■ WORK TO DO ■
Locate each line in the records containing "JSON". Copy it.

■ INPUT ■

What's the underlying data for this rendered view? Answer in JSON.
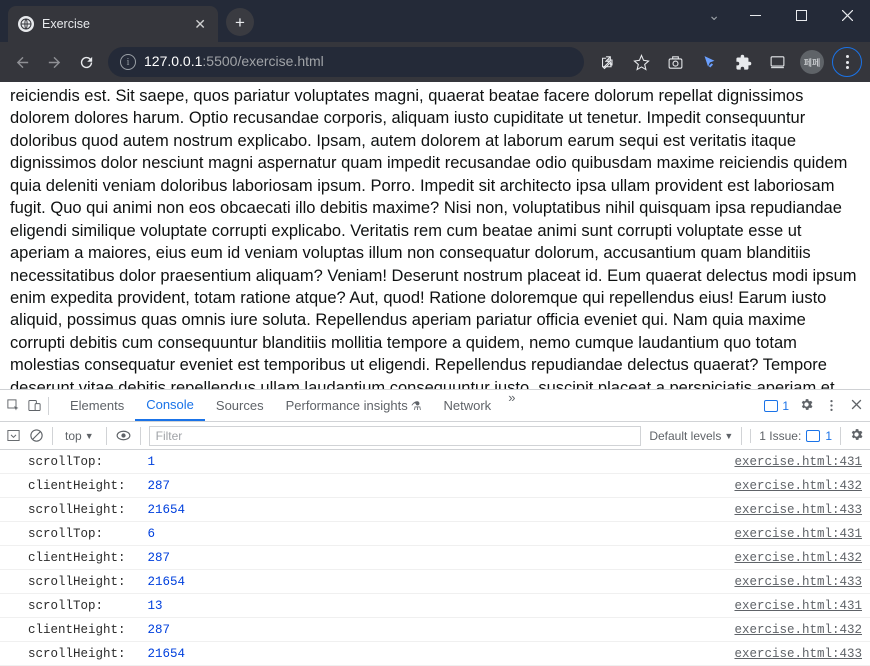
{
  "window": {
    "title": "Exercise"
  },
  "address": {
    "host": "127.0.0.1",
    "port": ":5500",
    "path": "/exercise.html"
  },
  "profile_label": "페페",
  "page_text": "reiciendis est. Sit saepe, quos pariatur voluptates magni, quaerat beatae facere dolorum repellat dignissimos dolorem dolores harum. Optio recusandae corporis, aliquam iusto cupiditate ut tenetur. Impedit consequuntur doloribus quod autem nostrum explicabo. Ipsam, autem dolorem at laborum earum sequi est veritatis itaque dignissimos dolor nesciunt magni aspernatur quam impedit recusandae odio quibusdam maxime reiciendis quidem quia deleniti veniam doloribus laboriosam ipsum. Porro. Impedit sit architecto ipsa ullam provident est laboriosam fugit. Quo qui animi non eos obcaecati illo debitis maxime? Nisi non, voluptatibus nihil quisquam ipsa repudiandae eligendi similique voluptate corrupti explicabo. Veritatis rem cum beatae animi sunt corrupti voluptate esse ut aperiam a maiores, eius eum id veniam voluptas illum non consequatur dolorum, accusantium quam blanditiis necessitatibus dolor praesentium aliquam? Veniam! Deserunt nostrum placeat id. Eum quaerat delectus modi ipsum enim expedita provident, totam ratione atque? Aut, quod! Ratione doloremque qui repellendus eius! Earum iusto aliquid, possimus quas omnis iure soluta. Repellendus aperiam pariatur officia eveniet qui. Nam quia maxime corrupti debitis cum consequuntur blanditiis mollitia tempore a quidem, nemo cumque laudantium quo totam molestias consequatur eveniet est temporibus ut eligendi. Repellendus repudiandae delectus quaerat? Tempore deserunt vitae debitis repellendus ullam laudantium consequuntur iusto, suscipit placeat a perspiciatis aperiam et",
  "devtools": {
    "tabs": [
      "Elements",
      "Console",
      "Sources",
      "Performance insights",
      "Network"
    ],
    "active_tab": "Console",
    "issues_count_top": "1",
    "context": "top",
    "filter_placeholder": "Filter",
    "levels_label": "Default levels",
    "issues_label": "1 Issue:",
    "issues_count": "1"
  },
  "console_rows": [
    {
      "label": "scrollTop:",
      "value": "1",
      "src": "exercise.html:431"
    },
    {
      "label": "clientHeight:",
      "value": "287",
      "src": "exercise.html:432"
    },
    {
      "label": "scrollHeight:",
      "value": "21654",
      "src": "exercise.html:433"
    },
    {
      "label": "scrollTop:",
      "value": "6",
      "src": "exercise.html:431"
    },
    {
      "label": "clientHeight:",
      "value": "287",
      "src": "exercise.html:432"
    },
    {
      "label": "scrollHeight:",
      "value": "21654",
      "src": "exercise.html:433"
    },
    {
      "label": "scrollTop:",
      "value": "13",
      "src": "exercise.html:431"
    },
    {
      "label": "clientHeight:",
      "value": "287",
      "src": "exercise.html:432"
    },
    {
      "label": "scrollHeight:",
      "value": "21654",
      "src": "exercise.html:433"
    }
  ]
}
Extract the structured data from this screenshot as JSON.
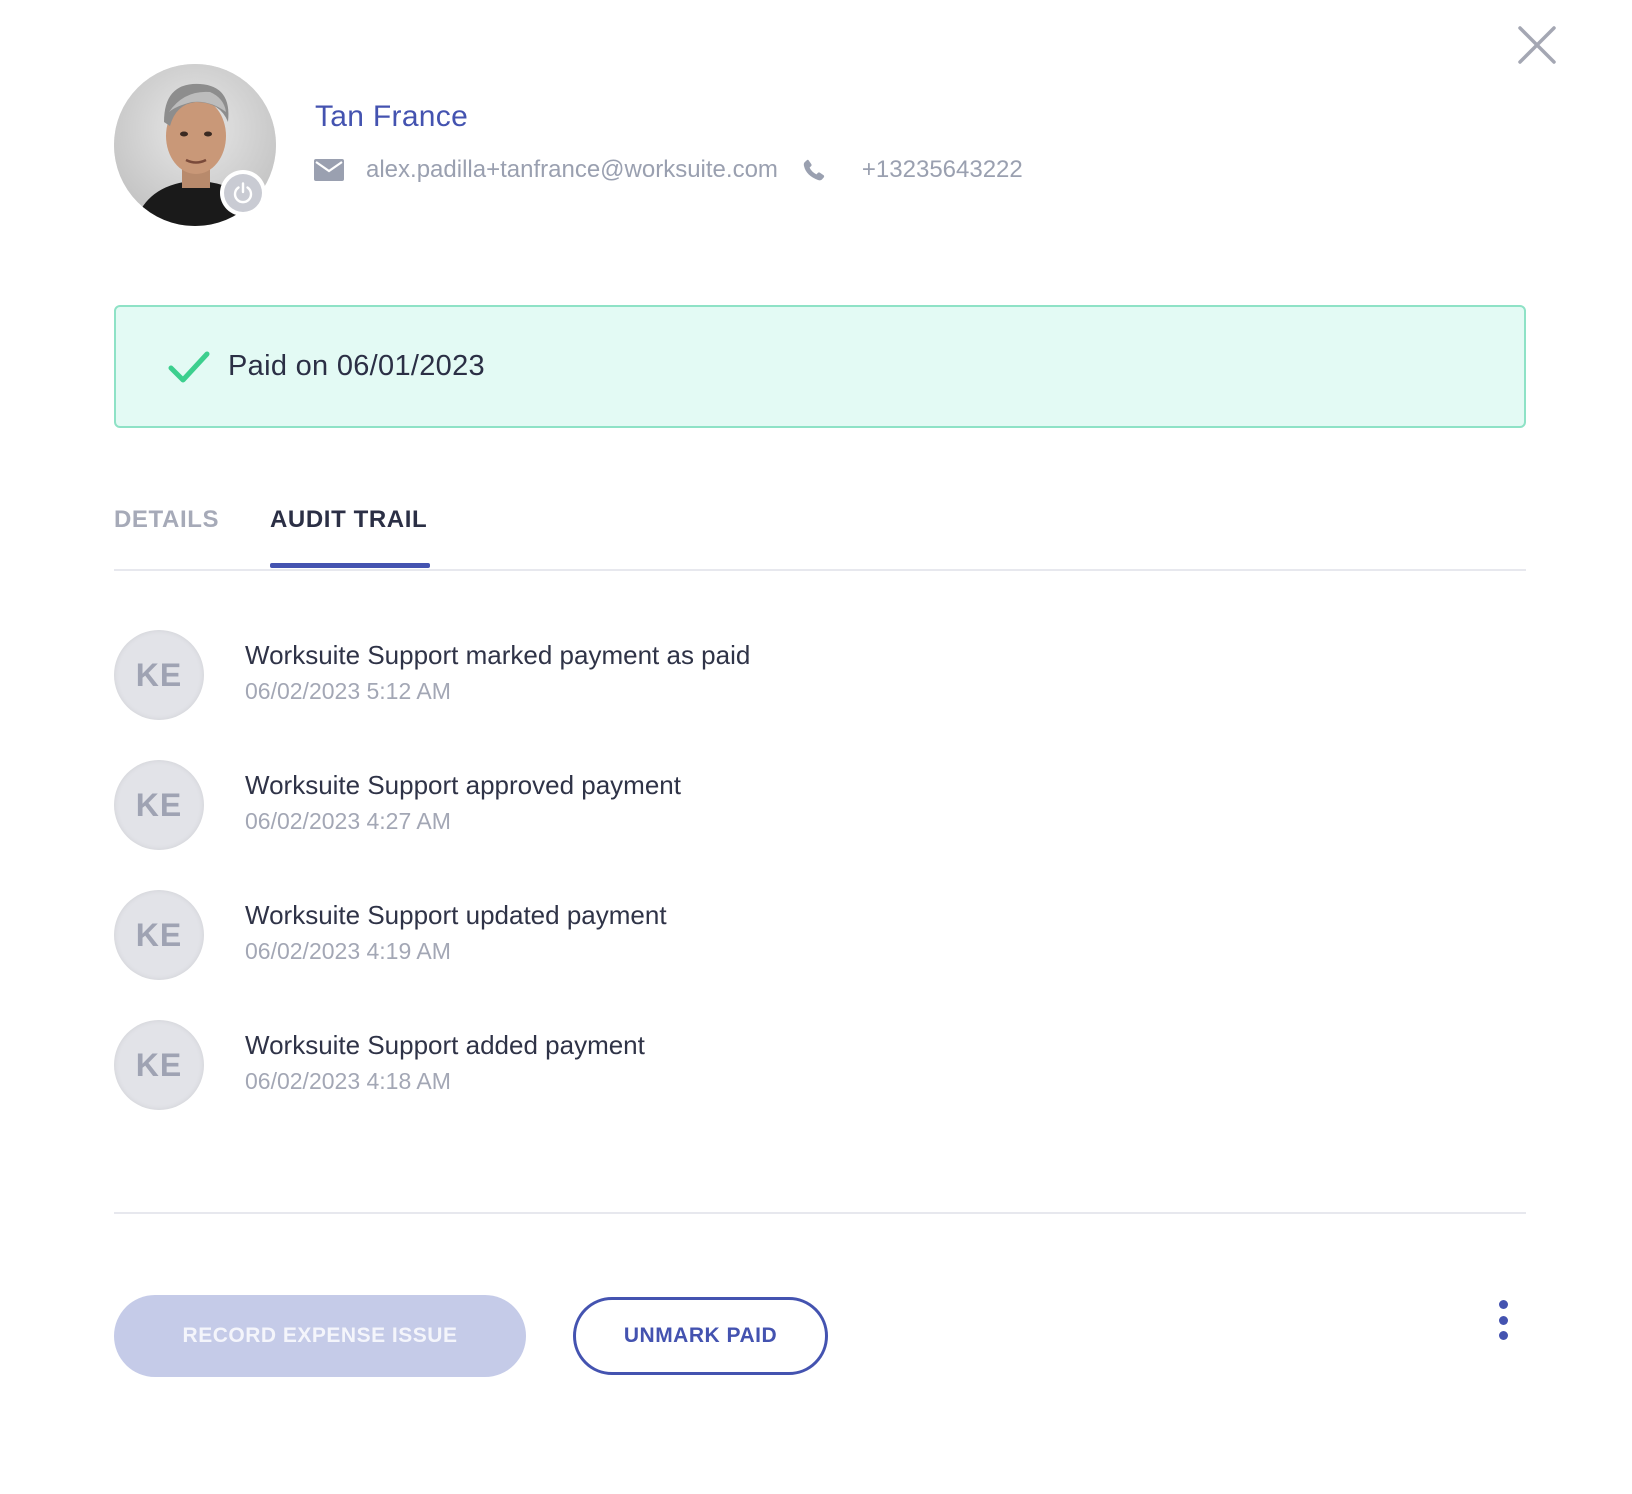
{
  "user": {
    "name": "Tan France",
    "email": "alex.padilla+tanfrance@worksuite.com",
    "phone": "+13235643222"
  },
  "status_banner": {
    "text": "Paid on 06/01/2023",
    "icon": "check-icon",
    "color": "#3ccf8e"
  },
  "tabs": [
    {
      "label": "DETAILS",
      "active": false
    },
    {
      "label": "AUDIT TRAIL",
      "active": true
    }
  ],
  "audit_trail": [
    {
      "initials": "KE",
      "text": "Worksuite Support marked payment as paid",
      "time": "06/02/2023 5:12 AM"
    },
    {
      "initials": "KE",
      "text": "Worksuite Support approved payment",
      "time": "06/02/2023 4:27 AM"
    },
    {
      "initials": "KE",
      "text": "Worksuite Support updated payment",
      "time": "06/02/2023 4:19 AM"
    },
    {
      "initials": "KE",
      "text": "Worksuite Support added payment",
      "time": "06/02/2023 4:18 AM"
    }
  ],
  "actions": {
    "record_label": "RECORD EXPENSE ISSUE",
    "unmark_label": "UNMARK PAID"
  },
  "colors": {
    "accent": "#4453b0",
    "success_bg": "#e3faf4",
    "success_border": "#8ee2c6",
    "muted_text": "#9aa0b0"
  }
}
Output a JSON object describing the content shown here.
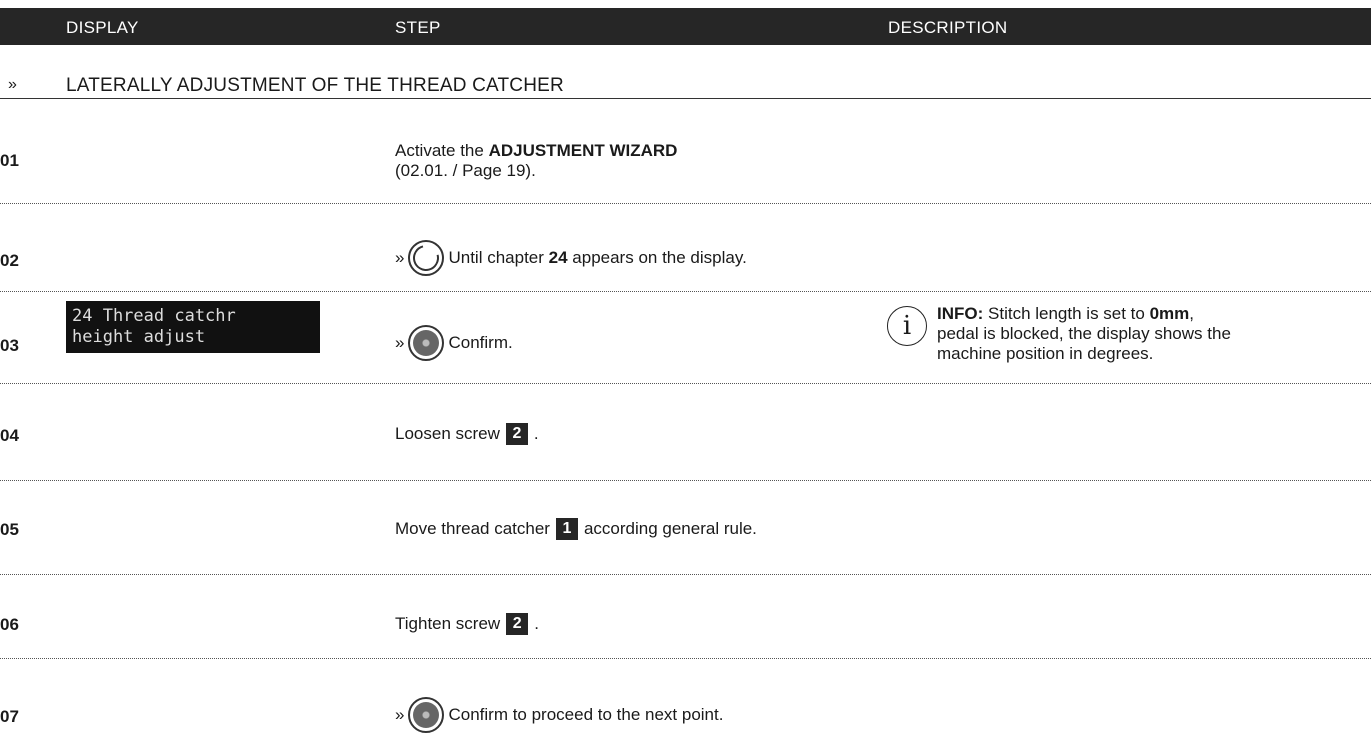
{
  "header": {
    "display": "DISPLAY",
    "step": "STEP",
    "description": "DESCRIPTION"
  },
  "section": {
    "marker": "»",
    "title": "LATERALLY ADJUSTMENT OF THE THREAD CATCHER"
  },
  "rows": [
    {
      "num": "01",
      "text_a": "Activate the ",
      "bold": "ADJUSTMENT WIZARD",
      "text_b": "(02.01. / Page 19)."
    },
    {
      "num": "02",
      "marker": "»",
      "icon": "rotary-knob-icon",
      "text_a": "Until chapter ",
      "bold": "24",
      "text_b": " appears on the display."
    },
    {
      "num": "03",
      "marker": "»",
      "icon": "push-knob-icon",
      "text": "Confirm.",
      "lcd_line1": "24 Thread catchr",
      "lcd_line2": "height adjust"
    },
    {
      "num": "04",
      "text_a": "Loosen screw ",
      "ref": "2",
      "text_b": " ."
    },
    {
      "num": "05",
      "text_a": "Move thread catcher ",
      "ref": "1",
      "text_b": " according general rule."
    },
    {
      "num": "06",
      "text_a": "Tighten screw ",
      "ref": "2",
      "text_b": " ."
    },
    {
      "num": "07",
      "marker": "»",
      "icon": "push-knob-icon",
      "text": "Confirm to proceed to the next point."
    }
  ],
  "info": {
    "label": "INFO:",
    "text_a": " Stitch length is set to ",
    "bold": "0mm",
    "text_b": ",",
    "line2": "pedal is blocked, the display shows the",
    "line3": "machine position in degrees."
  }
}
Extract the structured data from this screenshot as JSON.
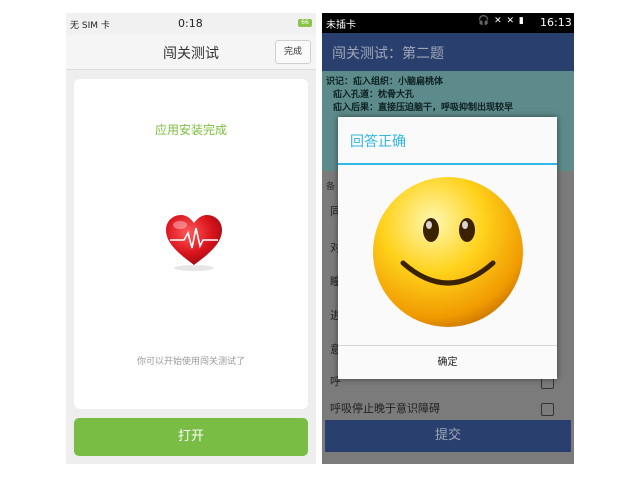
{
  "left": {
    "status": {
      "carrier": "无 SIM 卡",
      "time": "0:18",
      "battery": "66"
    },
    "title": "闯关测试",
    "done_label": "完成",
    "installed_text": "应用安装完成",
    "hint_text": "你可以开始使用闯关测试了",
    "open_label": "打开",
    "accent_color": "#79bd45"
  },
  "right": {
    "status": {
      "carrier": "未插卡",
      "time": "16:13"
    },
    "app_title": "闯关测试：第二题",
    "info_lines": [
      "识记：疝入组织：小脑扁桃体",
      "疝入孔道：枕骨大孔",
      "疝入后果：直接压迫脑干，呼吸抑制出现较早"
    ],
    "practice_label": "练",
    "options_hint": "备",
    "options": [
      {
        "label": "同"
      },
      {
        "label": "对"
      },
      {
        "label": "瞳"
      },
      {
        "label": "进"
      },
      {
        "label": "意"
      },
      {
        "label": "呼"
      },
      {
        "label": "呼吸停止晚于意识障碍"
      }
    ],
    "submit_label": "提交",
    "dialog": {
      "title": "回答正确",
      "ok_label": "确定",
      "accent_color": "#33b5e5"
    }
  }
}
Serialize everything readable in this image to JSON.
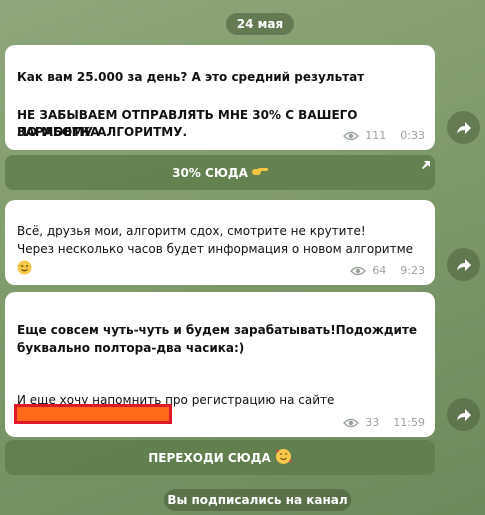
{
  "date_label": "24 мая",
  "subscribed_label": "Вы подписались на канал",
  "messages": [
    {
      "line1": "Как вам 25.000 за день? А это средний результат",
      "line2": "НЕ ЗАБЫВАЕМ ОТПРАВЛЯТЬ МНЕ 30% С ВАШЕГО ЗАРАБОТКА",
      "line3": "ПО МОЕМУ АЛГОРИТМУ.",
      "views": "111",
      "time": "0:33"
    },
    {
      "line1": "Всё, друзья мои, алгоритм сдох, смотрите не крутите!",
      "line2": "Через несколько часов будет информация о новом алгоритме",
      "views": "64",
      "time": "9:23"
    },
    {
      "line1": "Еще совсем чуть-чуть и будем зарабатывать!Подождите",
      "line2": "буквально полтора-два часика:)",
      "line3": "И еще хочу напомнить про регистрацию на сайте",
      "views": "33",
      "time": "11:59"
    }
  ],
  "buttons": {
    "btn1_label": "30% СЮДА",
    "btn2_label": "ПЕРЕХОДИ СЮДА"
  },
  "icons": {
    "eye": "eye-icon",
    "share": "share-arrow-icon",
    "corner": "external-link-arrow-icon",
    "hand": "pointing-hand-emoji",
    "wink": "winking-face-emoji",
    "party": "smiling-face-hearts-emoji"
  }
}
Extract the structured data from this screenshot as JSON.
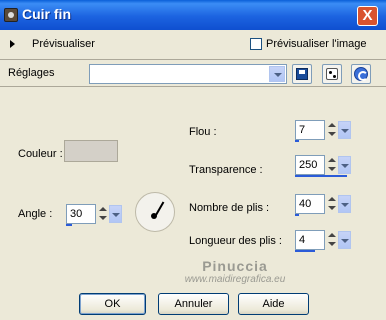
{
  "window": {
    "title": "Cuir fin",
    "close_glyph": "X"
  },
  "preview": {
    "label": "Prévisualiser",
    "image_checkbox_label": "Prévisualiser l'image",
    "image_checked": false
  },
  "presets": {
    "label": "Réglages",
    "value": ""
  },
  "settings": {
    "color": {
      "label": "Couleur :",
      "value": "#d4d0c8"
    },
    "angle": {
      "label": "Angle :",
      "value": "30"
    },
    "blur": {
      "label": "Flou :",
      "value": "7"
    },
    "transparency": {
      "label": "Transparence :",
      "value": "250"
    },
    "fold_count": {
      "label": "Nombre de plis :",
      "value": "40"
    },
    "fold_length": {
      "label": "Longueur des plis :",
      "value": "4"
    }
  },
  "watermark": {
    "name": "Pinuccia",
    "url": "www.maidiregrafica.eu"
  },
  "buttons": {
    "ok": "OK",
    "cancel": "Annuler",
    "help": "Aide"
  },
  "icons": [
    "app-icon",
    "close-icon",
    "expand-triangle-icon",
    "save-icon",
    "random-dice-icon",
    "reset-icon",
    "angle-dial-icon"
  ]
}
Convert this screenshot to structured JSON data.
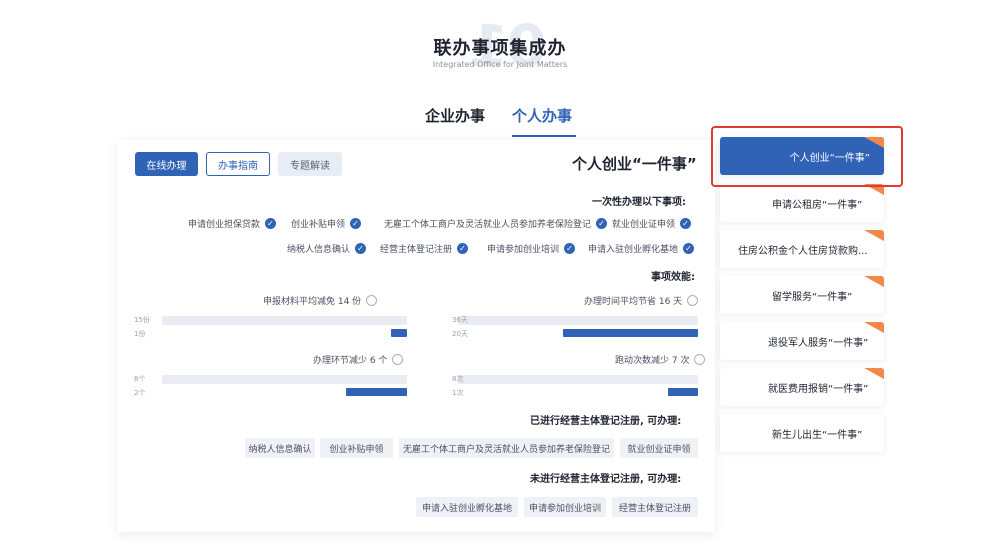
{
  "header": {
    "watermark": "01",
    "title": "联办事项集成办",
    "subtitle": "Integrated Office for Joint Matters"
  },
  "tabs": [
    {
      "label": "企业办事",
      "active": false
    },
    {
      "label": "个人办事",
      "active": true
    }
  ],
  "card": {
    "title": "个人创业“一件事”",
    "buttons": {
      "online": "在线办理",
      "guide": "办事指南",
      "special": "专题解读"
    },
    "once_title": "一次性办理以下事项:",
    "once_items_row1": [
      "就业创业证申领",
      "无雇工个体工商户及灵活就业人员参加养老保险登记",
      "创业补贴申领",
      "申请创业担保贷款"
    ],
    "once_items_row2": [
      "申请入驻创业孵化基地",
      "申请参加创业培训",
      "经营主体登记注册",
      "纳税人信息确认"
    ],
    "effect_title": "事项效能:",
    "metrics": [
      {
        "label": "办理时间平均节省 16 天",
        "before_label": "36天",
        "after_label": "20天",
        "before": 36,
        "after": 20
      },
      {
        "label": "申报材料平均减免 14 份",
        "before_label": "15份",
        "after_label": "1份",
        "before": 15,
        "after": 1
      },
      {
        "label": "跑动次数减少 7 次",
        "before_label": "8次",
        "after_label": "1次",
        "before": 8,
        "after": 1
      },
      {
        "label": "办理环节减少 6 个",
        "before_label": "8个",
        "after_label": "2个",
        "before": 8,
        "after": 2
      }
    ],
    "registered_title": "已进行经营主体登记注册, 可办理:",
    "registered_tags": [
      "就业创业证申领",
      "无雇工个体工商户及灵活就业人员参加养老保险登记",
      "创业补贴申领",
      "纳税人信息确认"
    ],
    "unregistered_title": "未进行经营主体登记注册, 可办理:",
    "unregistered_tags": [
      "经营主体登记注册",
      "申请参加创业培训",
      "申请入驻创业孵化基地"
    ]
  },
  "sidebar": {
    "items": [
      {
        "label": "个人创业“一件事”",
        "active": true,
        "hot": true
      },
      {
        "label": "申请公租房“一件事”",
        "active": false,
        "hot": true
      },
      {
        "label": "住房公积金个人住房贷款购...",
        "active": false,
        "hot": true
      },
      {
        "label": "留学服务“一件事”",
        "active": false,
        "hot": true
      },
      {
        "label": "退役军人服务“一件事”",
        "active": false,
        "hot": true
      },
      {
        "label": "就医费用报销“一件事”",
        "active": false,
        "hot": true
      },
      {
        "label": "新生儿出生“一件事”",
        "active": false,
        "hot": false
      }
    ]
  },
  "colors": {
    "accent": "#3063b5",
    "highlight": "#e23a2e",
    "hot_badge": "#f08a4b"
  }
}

■ SOLUTION FOR THIS TASK ■
What's the underlying data for this rendered view? Answer in JSON.
Extract the structured data from this screenshot as JSON.
Output a JSON object describing the content shown here.
Extract the structured data from this screenshot as JSON.
Serialize everything readable in this image to JSON.
Extract the structured data from this screenshot as JSON.
Convert this screenshot to structured JSON data.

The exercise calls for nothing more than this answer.